● **Short problem**
In your copy, include every line of the listing below exactly but none of the pictures.

Stored data:
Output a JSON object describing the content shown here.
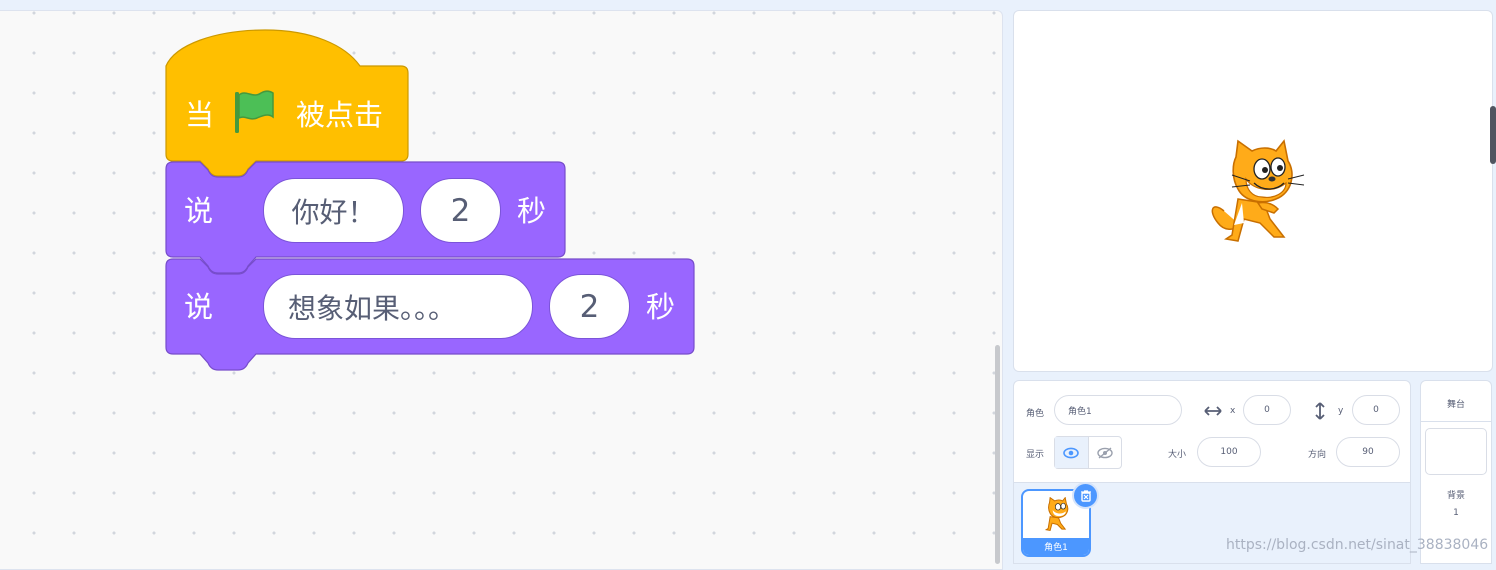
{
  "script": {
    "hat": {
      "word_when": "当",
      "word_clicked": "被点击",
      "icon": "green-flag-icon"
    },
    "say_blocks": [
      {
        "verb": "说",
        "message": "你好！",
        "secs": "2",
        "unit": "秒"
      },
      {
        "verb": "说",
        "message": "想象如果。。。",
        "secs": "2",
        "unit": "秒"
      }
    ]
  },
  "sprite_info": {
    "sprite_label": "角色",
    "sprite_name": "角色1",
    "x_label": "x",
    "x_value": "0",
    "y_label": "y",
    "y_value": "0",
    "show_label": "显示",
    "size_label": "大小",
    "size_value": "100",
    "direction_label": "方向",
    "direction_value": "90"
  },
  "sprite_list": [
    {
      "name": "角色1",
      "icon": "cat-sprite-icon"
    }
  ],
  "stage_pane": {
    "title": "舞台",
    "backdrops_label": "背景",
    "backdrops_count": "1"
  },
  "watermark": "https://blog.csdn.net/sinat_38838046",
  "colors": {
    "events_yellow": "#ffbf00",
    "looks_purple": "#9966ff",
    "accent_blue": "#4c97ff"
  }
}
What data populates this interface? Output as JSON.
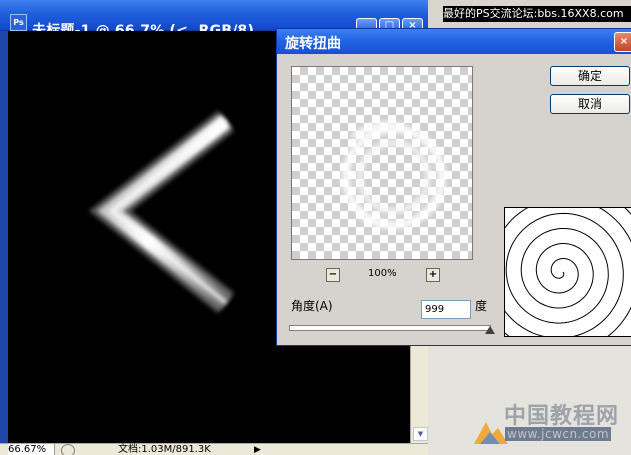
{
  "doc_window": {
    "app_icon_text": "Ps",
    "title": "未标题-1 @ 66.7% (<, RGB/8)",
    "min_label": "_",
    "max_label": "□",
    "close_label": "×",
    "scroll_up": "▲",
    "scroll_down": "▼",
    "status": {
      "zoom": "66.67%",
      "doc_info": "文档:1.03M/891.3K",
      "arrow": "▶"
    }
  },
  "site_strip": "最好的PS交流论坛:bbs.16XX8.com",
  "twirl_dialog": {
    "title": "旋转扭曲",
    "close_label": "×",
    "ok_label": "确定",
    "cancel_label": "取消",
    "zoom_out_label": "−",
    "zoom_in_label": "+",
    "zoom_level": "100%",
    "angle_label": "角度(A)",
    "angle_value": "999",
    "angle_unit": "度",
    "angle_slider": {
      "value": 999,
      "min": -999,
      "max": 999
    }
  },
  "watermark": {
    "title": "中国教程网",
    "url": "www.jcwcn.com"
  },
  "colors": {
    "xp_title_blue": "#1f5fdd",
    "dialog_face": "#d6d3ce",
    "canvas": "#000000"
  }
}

● **Response**
Output a JSON object describing the content shown here.
{
  "script": {
    "hat": {
      "word_when": "当",
      "word_clicked": "被点击",
      "icon": "green-flag-icon"
    },
    "say_blocks": [
      {
        "verb": "说",
        "message": "你好！",
        "secs": "2",
        "unit": "秒"
      },
      {
        "verb": "说",
        "message": "想象如果。。。",
        "secs": "2",
        "unit": "秒"
      }
    ]
  },
  "sprite_info": {
    "sprite_label": "角色",
    "sprite_name": "角色1",
    "x_label": "x",
    "x_value": "0",
    "y_label": "y",
    "y_value": "0",
    "show_label": "显示",
    "size_label": "大小",
    "size_value": "100",
    "direction_label": "方向",
    "direction_value": "90"
  },
  "sprite_list": [
    {
      "name": "角色1",
      "icon": "cat-sprite-icon"
    }
  ],
  "stage_pane": {
    "title": "舞台",
    "backdrops_label": "背景",
    "backdrops_count": "1"
  },
  "watermark": "https://blog.csdn.net/sinat_38838046",
  "colors": {
    "events_yellow": "#ffbf00",
    "looks_purple": "#9966ff",
    "accent_blue": "#4c97ff"
  }
}
What data populates this interface? Output as JSON.
{
  "doc_window": {
    "app_icon_text": "Ps",
    "title": "未标题-1 @ 66.7% (<, RGB/8)",
    "min_label": "_",
    "max_label": "□",
    "close_label": "×",
    "scroll_up": "▲",
    "scroll_down": "▼",
    "status": {
      "zoom": "66.67%",
      "doc_info": "文档:1.03M/891.3K",
      "arrow": "▶"
    }
  },
  "site_strip": "最好的PS交流论坛:bbs.16XX8.com",
  "twirl_dialog": {
    "title": "旋转扭曲",
    "close_label": "×",
    "ok_label": "确定",
    "cancel_label": "取消",
    "zoom_out_label": "−",
    "zoom_in_label": "+",
    "zoom_level": "100%",
    "angle_label": "角度(A)",
    "angle_value": "999",
    "angle_unit": "度",
    "angle_slider": {
      "value": 999,
      "min": -999,
      "max": 999
    }
  },
  "watermark": {
    "title": "中国教程网",
    "url": "www.jcwcn.com"
  },
  "colors": {
    "xp_title_blue": "#1f5fdd",
    "dialog_face": "#d6d3ce",
    "canvas": "#000000"
  }
}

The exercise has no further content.